• WHAT THE TASK REQUIRES:
Every entry must be repeated exactly. Exclude all pictures.

• TASK MATERIAL:
*-*-*

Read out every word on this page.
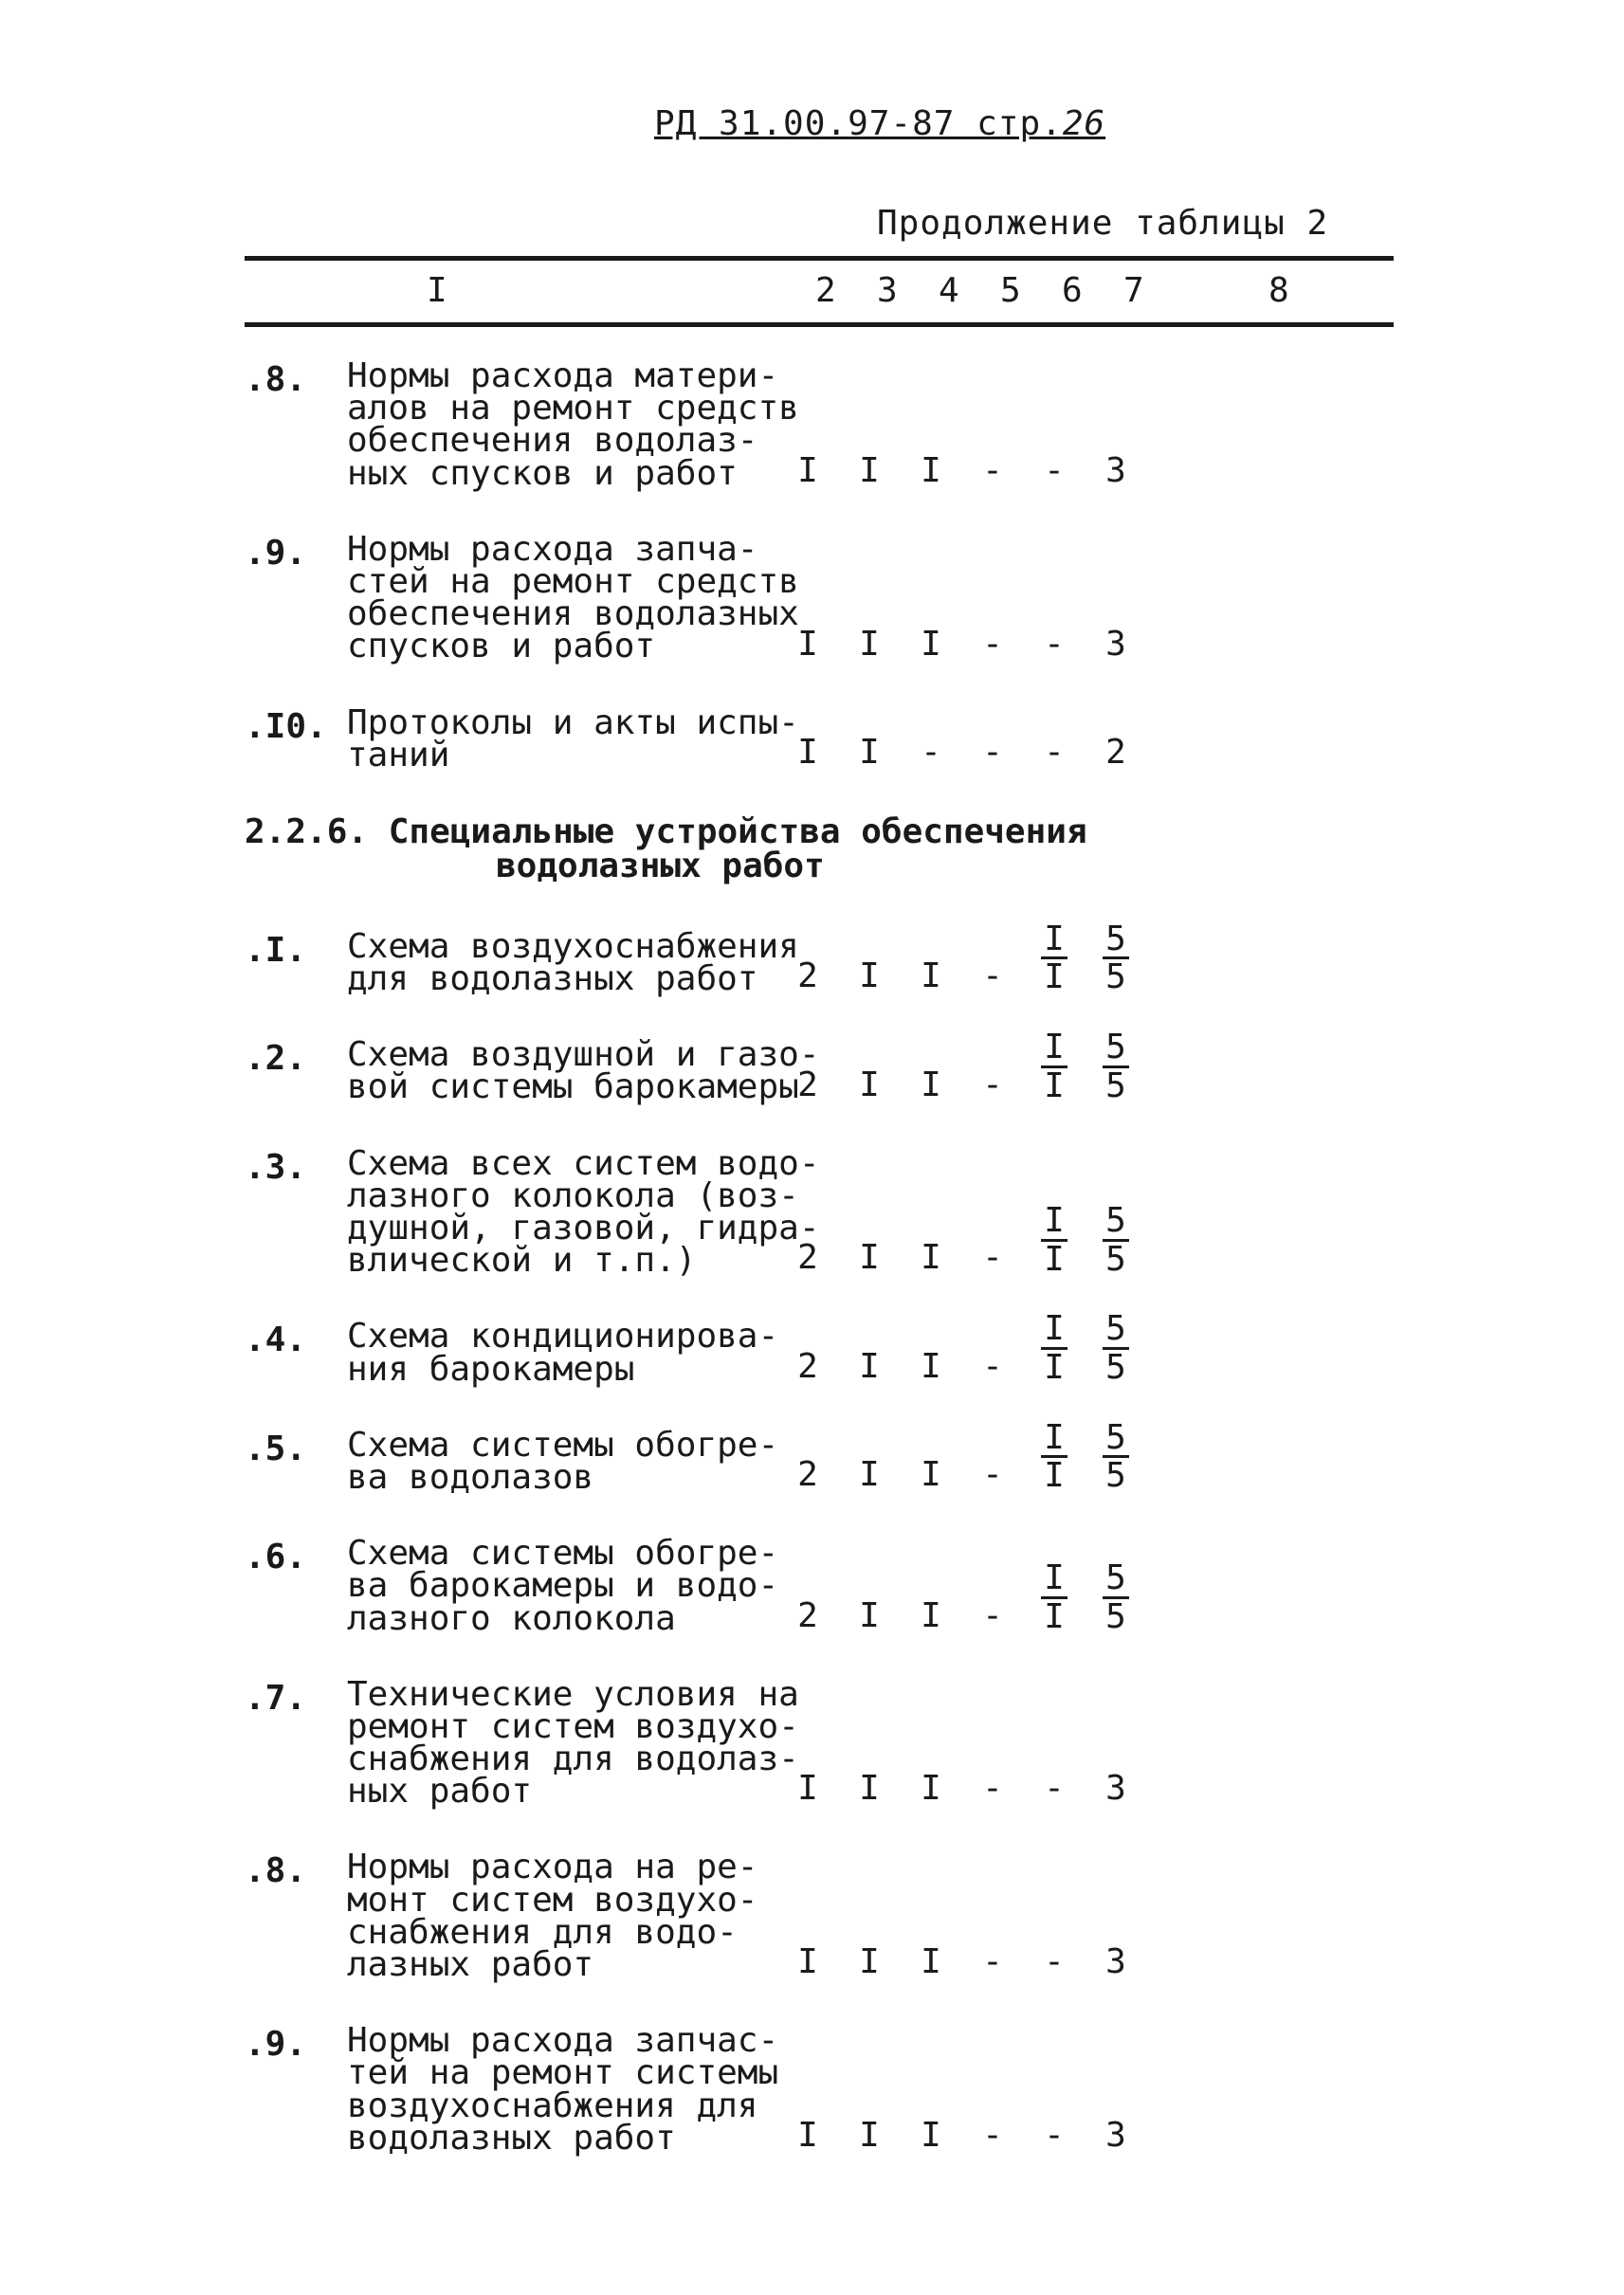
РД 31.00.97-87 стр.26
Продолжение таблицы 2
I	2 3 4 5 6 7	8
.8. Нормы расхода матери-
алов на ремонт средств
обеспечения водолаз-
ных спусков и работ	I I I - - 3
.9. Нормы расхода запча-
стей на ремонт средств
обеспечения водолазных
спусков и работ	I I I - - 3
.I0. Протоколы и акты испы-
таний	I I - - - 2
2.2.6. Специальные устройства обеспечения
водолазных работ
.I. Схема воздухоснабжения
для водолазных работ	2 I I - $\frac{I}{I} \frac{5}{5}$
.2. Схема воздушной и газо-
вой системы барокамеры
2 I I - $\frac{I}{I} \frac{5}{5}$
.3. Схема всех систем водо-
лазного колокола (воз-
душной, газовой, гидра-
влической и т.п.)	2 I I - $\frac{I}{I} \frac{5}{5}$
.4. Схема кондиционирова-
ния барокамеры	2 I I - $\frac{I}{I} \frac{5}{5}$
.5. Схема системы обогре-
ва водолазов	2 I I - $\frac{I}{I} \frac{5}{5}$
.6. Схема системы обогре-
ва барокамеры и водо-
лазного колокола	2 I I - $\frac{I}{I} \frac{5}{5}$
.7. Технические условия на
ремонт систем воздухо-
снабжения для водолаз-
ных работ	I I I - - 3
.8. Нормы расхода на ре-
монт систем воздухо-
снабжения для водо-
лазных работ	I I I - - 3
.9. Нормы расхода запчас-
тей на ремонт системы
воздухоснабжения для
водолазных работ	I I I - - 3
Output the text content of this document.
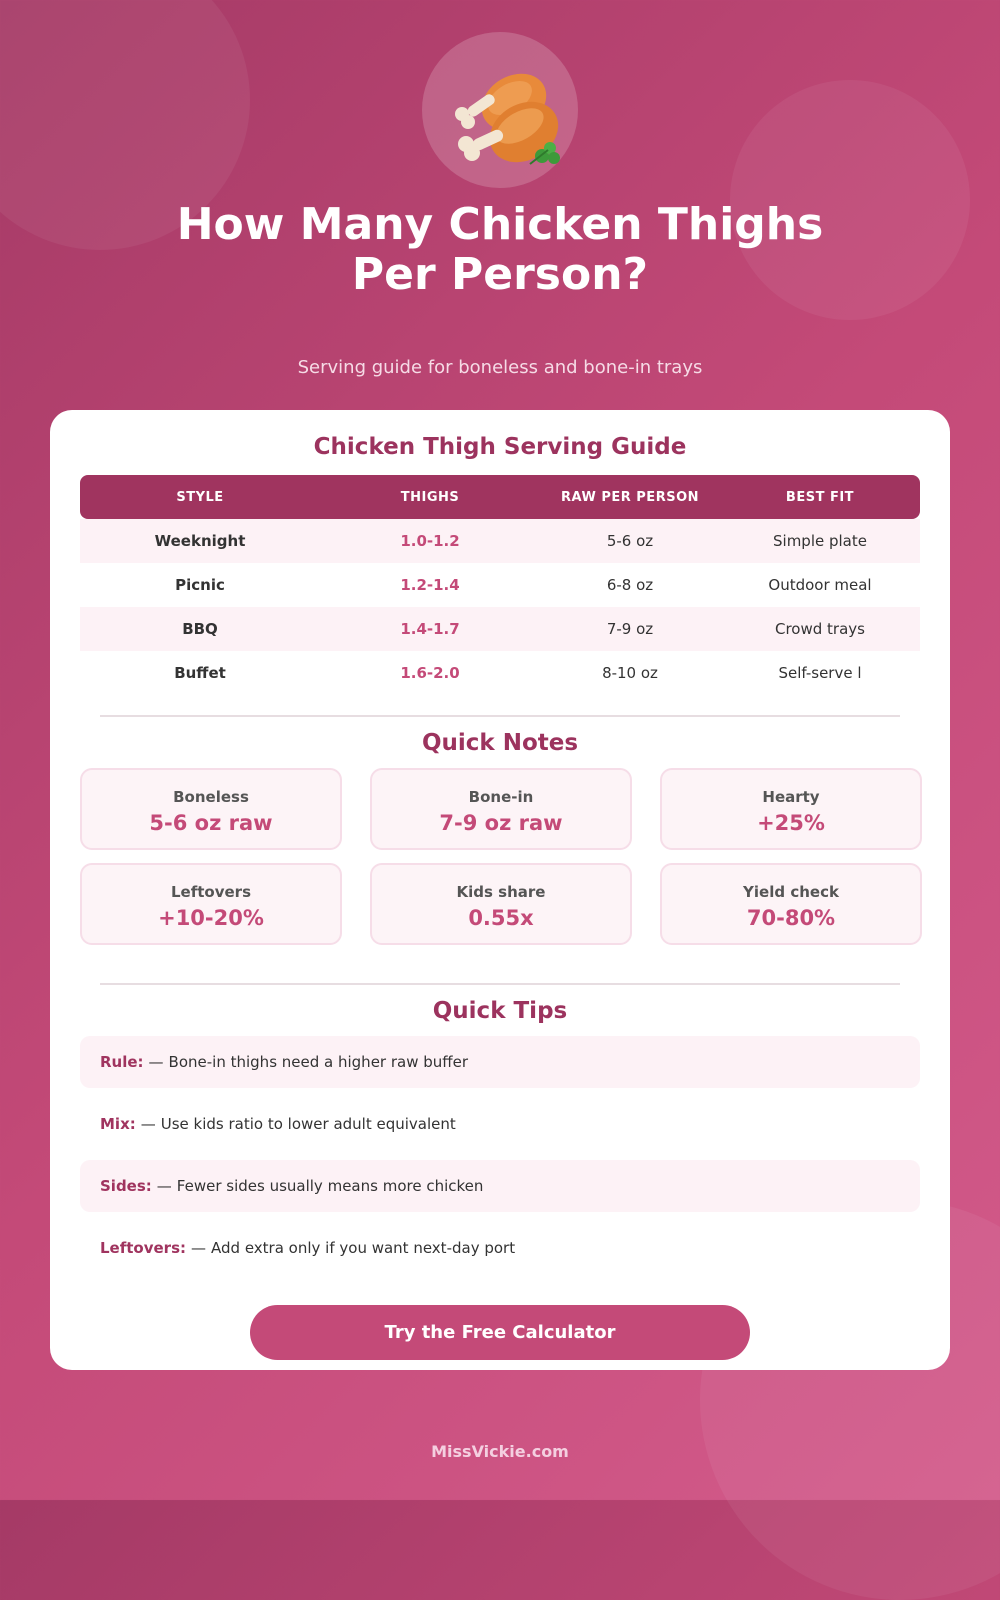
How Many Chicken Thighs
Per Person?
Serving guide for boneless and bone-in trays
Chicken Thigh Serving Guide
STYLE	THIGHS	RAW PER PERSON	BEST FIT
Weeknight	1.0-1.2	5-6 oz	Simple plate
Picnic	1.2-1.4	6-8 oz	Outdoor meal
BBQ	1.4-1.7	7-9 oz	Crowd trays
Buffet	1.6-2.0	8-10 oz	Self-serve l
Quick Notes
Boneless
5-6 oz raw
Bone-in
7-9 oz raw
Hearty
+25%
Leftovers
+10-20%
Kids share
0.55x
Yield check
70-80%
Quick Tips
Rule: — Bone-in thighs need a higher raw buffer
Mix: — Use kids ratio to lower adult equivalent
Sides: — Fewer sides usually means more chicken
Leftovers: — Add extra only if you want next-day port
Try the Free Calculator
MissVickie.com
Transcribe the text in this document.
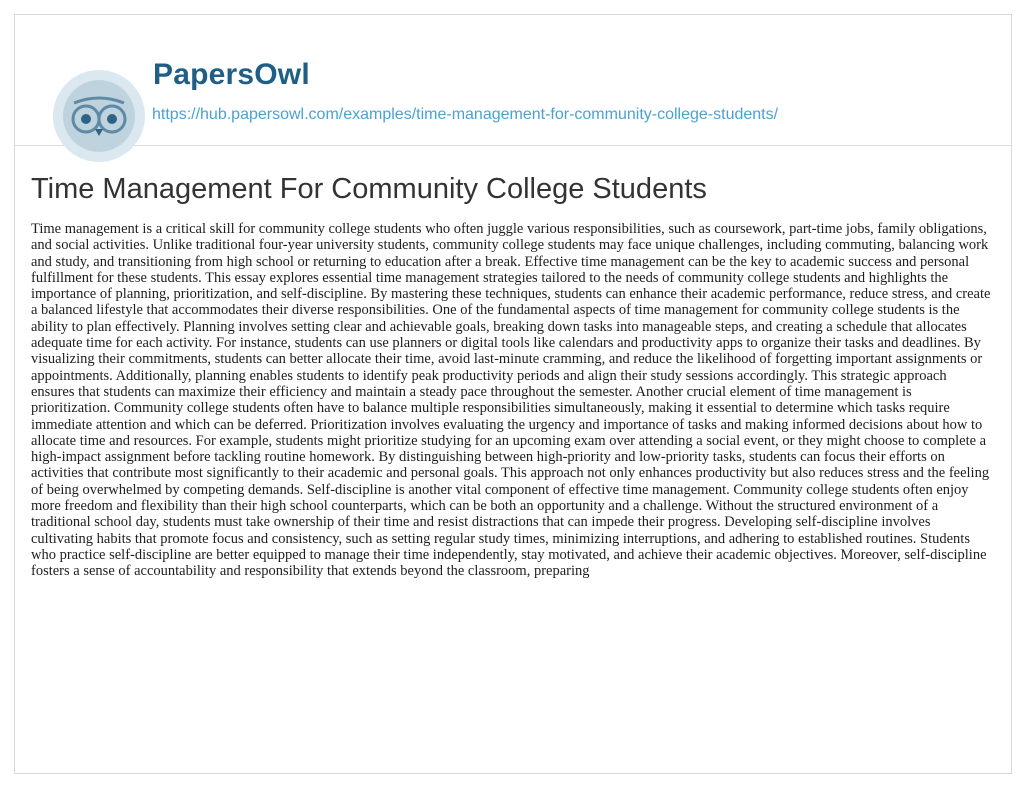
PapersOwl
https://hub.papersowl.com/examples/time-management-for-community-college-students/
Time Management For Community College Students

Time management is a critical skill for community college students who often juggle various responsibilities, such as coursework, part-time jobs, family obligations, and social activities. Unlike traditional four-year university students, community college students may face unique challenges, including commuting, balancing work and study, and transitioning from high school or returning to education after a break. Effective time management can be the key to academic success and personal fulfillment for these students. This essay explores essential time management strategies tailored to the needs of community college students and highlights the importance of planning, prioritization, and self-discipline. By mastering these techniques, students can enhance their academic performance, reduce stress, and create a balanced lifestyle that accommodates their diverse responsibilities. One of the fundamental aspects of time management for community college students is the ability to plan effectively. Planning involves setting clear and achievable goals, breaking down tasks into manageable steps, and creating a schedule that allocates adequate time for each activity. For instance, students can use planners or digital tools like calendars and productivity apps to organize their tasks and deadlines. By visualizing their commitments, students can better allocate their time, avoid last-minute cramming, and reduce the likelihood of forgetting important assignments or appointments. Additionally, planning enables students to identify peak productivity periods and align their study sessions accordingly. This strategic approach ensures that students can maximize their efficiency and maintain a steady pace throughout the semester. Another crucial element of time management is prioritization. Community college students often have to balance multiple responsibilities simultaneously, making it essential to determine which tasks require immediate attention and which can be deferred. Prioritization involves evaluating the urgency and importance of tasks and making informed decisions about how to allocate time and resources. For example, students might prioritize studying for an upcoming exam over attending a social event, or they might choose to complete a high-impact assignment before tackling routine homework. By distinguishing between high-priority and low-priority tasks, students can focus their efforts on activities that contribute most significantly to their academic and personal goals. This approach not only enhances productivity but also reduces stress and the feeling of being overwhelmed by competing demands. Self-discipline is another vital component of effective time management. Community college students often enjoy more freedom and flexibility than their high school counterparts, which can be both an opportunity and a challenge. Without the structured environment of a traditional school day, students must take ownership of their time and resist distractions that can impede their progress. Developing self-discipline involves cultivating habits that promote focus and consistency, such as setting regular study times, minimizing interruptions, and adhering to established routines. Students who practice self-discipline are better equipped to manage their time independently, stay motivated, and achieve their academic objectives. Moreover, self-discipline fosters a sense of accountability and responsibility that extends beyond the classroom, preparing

*-*-*

• COMPLETE OUTPUT:
Read out every word on this page.
РД 31.00.97-87 стр.26
Продолжение таблицы 2
I	2 3 4 5 6 7	8
.8. Нормы расхода матери-
алов на ремонт средств
обеспечения водолаз-
ных спусков и работ	I I I - - 3
.9. Нормы расхода запча-
стей на ремонт средств
обеспечения водолазных
спусков и работ	I I I - - 3
.I0. Протоколы и акты испы-
таний	I I - - - 2
2.2.6. Специальные устройства обеспечения
водолазных работ
.I. Схема воздухоснабжения
для водолазных работ	2 I I - $\frac{I}{I} \frac{5}{5}$
.2. Схема воздушной и газо-
вой системы барокамеры
2 I I - $\frac{I}{I} \frac{5}{5}$
.3. Схема всех систем водо-
лазного колокола (воз-
душной, газовой, гидра-
влической и т.п.)	2 I I - $\frac{I}{I} \frac{5}{5}$
.4. Схема кондиционирова-
ния барокамеры	2 I I - $\frac{I}{I} \frac{5}{5}$
.5. Схема системы обогре-
ва водолазов	2 I I - $\frac{I}{I} \frac{5}{5}$
.6. Схема системы обогре-
ва барокамеры и водо-
лазного колокола	2 I I - $\frac{I}{I} \frac{5}{5}$
.7. Технические условия на
ремонт систем воздухо-
снабжения для водолаз-
ных работ	I I I - - 3
.8. Нормы расхода на ре-
монт систем воздухо-
снабжения для водо-
лазных работ	I I I - - 3
.9. Нормы расхода запчас-
тей на ремонт системы
воздухоснабжения для
водолазных работ	I I I - - 3
Output the text content of this document.
How Many Chicken Thighs
Per Person?
Serving guide for boneless and bone-in trays
Chicken Thigh Serving Guide
STYLE	THIGHS	RAW PER PERSON	BEST FIT
Weeknight	1.0-1.2	5-6 oz	Simple plate
Picnic	1.2-1.4	6-8 oz	Outdoor meal
BBQ	1.4-1.7	7-9 oz	Crowd trays
Buffet	1.6-2.0	8-10 oz	Self-serve l
Quick Notes
Boneless
5-6 oz raw
Bone-in
7-9 oz raw
Hearty
+25%
Leftovers
+10-20%
Kids share
0.55x
Yield check
70-80%
Quick Tips
Rule: — Bone-in thighs need a higher raw buffer
Mix: — Use kids ratio to lower adult equivalent
Sides: — Fewer sides usually means more chicken
Leftovers: — Add extra only if you want next-day port
Try the Free Calculator
MissVickie.com
Transcribe the text in this document.
PapersOwl
https://hub.papersowl.com/examples/time-management-for-community-college-students/
Time Management For Community College Students

Time management is a critical skill for community college students who often juggle various responsibilities, such as coursework, part-time jobs, family obligations, and social activities. Unlike traditional four-year university students, community college students may face unique challenges, including commuting, balancing work and study, and transitioning from high school or returning to education after a break. Effective time management can be the key to academic success and personal fulfillment for these students. This essay explores essential time management strategies tailored to the needs of community college students and highlights the importance of planning, prioritization, and self-discipline. By mastering these techniques, students can enhance their academic performance, reduce stress, and create a balanced lifestyle that accommodates their diverse responsibilities. One of the fundamental aspects of time management for community college students is the ability to plan effectively. Planning involves setting clear and achievable goals, breaking down tasks into manageable steps, and creating a schedule that allocates adequate time for each activity. For instance, students can use planners or digital tools like calendars and productivity apps to organize their tasks and deadlines. By visualizing their commitments, students can better allocate their time, avoid last-minute cramming, and reduce the likelihood of forgetting important assignments or appointments. Additionally, planning enables students to identify peak productivity periods and align their study sessions accordingly. This strategic approach ensures that students can maximize their efficiency and maintain a steady pace throughout the semester. Another crucial element of time management is prioritization. Community college students often have to balance multiple responsibilities simultaneously, making it essential to determine which tasks require immediate attention and which can be deferred. Prioritization involves evaluating the urgency and importance of tasks and making informed decisions about how to allocate time and resources. For example, students might prioritize studying for an upcoming exam over attending a social event, or they might choose to complete a high-impact assignment before tackling routine homework. By distinguishing between high-priority and low-priority tasks, students can focus their efforts on activities that contribute most significantly to their academic and personal goals. This approach not only enhances productivity but also reduces stress and the feeling of being overwhelmed by competing demands. Self-discipline is another vital component of effective time management. Community college students often enjoy more freedom and flexibility than their high school counterparts, which can be both an opportunity and a challenge. Without the structured environment of a traditional school day, students must take ownership of their time and resist distractions that can impede their progress. Developing self-discipline involves cultivating habits that promote focus and consistency, such as setting regular study times, minimizing interruptions, and adhering to established routines. Students who practice self-discipline are better equipped to manage their time independently, stay motivated, and achieve their academic objectives. Moreover, self-discipline fosters a sense of accountability and responsibility that extends beyond the classroom, preparing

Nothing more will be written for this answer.